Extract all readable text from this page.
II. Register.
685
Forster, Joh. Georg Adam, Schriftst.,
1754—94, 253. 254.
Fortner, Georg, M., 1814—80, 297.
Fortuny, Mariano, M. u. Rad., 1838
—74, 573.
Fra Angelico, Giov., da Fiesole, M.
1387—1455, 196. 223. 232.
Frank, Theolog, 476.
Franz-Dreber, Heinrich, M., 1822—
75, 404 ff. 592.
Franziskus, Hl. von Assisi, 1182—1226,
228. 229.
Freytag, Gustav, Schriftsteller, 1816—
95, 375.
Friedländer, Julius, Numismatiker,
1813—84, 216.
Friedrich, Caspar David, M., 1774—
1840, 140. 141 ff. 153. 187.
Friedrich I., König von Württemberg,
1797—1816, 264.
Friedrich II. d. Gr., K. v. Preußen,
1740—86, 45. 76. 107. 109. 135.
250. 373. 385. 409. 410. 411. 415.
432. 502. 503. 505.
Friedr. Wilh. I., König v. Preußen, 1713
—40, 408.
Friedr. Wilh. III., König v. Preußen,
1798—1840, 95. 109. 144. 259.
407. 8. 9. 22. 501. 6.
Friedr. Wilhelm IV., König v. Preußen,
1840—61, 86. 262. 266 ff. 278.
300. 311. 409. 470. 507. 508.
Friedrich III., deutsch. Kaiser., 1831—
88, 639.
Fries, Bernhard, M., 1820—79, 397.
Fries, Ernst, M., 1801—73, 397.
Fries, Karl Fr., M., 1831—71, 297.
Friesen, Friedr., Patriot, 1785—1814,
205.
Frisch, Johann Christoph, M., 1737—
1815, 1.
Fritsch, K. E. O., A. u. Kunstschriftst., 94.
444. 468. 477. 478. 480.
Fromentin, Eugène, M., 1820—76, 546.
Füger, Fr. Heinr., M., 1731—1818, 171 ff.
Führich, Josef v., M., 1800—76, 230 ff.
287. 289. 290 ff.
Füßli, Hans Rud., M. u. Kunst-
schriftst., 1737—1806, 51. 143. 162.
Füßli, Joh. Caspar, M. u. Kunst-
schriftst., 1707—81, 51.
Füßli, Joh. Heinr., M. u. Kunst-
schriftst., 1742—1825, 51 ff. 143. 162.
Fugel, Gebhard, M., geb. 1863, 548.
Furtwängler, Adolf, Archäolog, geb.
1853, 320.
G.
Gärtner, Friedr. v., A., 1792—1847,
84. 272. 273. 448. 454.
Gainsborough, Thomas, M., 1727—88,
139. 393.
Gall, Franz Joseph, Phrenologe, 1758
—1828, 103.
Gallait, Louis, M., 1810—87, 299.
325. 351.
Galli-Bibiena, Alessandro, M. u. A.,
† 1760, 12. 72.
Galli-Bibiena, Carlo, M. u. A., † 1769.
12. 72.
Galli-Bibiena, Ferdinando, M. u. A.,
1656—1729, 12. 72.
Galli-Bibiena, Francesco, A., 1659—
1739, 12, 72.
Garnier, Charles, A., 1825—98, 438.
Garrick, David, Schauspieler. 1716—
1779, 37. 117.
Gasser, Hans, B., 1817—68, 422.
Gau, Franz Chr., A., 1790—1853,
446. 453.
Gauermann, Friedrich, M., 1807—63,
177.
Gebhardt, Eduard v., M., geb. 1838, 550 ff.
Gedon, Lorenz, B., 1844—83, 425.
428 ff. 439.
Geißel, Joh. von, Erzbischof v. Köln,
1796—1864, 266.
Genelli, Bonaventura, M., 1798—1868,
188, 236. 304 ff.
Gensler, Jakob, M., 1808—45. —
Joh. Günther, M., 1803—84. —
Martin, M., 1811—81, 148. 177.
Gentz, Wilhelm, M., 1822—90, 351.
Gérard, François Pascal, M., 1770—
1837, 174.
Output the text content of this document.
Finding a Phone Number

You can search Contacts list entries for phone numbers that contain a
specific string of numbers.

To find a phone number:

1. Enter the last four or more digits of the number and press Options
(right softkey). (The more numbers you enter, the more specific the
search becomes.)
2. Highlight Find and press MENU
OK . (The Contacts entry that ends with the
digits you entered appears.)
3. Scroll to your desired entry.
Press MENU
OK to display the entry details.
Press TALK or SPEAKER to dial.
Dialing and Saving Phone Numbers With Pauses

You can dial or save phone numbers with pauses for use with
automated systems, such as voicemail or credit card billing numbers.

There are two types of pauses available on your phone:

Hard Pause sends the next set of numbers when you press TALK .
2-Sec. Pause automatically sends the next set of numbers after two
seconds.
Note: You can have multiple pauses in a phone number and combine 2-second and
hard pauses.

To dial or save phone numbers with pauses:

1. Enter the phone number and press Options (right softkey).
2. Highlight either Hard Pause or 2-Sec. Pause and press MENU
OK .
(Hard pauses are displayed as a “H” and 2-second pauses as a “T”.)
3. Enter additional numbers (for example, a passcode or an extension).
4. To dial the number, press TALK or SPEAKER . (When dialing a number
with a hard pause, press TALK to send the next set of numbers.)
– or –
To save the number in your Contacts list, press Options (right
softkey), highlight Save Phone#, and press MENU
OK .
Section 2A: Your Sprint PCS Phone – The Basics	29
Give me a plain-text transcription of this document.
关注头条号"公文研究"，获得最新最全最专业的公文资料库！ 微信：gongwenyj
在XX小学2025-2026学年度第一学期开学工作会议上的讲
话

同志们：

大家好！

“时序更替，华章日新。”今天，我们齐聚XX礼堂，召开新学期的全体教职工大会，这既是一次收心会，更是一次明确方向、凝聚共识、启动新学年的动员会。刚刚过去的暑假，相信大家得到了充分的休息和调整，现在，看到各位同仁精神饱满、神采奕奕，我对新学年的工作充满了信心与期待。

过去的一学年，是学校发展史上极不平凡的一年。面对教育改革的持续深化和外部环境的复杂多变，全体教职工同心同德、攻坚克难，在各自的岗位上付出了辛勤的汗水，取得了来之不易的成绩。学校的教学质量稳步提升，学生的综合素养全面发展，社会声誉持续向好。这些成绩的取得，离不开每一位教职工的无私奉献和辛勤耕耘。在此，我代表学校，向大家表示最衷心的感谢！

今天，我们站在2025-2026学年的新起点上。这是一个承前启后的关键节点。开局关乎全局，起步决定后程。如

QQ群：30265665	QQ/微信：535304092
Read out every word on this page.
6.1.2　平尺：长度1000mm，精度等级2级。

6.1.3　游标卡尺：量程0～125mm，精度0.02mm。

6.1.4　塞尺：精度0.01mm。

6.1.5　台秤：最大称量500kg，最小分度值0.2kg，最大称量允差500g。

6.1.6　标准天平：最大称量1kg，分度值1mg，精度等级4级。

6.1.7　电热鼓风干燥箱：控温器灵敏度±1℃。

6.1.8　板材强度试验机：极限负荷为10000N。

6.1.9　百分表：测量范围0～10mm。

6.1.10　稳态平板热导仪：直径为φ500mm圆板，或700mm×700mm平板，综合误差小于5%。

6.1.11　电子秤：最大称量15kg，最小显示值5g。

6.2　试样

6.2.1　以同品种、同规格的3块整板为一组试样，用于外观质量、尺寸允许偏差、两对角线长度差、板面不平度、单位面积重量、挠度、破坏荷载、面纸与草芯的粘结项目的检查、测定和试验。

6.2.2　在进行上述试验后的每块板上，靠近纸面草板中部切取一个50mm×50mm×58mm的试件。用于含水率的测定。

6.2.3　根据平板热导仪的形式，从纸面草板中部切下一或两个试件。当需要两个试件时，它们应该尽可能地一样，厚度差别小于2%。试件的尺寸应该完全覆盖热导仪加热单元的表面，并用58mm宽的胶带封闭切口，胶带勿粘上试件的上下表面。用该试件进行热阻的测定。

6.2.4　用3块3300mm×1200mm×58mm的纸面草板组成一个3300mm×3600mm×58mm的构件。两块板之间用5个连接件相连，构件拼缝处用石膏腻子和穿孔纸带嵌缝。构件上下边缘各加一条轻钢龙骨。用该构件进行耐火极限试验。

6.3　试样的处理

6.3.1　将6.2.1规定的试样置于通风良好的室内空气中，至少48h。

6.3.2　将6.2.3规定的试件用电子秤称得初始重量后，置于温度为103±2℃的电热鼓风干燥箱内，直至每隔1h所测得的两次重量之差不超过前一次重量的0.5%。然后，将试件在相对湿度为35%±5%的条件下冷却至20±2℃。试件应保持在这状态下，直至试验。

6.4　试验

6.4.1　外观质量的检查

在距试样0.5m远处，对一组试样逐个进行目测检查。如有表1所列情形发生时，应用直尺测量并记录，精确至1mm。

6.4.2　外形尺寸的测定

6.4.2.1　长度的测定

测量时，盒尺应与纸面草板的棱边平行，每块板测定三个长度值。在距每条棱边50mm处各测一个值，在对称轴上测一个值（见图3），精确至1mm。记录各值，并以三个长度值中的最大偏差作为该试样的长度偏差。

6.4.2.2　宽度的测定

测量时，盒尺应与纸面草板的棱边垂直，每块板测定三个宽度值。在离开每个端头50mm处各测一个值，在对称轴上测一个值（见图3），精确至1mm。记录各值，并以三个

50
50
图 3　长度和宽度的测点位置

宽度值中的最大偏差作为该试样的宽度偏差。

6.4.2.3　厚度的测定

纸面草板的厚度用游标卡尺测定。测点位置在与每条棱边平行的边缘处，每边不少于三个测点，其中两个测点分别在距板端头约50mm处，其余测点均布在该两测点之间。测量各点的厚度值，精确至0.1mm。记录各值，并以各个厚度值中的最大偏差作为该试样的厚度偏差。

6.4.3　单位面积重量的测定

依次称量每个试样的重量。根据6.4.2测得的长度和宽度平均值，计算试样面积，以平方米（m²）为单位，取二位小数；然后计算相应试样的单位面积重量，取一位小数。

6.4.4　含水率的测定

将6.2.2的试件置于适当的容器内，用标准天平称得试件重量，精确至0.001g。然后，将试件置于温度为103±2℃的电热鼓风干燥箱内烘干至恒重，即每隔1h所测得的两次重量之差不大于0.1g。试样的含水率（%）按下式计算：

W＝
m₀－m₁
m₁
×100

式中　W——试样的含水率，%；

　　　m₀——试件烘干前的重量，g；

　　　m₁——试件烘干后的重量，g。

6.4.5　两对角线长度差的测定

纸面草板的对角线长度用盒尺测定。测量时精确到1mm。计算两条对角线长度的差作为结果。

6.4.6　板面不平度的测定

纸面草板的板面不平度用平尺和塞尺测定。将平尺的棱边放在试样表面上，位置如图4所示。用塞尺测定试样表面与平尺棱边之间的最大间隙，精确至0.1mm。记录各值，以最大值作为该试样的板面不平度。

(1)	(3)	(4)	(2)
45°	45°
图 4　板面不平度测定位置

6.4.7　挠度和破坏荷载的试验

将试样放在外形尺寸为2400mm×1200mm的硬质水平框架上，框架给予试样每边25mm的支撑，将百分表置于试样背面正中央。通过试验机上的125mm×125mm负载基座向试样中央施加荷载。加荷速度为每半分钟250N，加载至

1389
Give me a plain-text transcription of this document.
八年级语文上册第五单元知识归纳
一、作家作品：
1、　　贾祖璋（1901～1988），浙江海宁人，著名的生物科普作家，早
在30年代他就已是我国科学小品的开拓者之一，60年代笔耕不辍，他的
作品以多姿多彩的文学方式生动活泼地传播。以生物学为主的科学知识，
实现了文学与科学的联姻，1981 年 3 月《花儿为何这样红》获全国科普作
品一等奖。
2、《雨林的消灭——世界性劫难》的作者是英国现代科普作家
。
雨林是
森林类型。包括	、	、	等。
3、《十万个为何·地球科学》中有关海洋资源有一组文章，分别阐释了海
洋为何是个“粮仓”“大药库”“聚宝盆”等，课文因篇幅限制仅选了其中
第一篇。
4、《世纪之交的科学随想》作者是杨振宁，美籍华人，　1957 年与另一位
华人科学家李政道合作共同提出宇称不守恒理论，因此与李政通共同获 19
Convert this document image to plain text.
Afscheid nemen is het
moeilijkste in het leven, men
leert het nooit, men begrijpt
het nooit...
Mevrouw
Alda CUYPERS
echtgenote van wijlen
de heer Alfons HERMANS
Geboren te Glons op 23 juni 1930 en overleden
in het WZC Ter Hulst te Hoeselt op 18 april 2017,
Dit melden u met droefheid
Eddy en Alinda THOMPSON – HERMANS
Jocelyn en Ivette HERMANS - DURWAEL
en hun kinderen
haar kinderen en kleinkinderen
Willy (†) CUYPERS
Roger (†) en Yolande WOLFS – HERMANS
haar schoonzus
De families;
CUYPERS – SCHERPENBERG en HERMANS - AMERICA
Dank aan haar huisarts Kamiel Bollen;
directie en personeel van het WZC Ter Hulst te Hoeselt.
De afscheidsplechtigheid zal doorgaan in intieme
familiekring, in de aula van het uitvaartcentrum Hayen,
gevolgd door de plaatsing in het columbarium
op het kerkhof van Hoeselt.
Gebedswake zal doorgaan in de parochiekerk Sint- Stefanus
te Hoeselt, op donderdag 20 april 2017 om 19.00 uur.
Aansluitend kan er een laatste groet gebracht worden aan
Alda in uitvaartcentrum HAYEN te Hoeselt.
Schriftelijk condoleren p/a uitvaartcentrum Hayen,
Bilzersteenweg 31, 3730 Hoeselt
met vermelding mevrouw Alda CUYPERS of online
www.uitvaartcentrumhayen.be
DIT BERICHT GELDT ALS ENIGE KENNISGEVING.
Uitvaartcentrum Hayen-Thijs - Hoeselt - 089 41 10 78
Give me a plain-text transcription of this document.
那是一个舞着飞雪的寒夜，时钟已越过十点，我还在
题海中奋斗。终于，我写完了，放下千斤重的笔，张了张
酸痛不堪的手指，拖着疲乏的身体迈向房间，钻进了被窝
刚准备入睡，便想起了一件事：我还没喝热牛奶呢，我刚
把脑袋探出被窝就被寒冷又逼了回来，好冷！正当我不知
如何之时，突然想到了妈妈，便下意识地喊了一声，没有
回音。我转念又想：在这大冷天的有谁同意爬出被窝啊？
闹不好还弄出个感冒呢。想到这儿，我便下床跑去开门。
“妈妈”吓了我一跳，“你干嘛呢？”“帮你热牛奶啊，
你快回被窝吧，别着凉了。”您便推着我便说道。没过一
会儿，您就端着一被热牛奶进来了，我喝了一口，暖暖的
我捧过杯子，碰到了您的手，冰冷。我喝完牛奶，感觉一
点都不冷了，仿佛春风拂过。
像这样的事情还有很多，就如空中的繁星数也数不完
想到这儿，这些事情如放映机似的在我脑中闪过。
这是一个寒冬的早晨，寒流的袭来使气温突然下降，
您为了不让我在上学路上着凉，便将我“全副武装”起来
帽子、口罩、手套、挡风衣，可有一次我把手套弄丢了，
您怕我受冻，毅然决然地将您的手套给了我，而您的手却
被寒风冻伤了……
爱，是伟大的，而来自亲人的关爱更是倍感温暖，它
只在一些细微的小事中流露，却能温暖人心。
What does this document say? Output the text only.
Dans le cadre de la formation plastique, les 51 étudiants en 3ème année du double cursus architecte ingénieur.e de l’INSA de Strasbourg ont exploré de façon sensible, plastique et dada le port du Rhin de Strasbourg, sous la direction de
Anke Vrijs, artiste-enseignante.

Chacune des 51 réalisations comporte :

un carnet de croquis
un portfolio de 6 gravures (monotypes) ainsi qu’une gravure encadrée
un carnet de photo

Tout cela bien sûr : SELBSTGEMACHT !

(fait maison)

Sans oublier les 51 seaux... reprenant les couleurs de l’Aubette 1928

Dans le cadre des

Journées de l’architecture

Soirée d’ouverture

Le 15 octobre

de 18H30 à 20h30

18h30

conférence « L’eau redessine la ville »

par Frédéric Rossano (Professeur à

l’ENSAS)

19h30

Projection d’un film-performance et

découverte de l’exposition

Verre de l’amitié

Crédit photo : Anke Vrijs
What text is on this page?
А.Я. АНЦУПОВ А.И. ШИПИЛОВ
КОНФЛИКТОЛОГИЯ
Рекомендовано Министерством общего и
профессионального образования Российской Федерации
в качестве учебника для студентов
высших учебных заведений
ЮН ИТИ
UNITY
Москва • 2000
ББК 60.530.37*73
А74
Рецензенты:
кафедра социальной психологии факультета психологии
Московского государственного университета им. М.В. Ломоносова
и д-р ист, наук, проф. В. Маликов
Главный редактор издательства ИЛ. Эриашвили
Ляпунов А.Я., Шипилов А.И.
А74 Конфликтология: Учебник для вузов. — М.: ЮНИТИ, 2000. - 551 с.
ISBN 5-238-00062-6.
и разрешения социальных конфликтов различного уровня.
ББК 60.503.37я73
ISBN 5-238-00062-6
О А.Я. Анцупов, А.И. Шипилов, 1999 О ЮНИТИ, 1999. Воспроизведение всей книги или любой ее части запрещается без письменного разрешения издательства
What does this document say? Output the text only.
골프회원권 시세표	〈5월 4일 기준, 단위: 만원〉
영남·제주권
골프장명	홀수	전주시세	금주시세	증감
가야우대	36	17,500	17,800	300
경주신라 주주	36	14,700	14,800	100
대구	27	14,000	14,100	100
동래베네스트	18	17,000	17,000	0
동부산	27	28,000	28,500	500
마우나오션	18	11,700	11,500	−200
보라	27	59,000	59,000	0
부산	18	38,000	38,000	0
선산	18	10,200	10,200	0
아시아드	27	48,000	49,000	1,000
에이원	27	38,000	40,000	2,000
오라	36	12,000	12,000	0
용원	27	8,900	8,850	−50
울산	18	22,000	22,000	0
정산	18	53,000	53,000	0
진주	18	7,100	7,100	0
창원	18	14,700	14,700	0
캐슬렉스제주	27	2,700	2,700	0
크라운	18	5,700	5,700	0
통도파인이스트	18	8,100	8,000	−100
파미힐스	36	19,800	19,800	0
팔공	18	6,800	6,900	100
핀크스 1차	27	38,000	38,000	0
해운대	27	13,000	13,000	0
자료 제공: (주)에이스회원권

#####

## What the task asks
From the records above, pick out and copy each line holding the word "Preußen".

## Written answer
Friedrich II. d. Gr., K. v. Preußen,
Friedr. Wilh. I., König v. Preußen, 1713
Friedr. Wilh. III., König v. Preußen,
Friedr. Wilhelm IV., König v. Preußen,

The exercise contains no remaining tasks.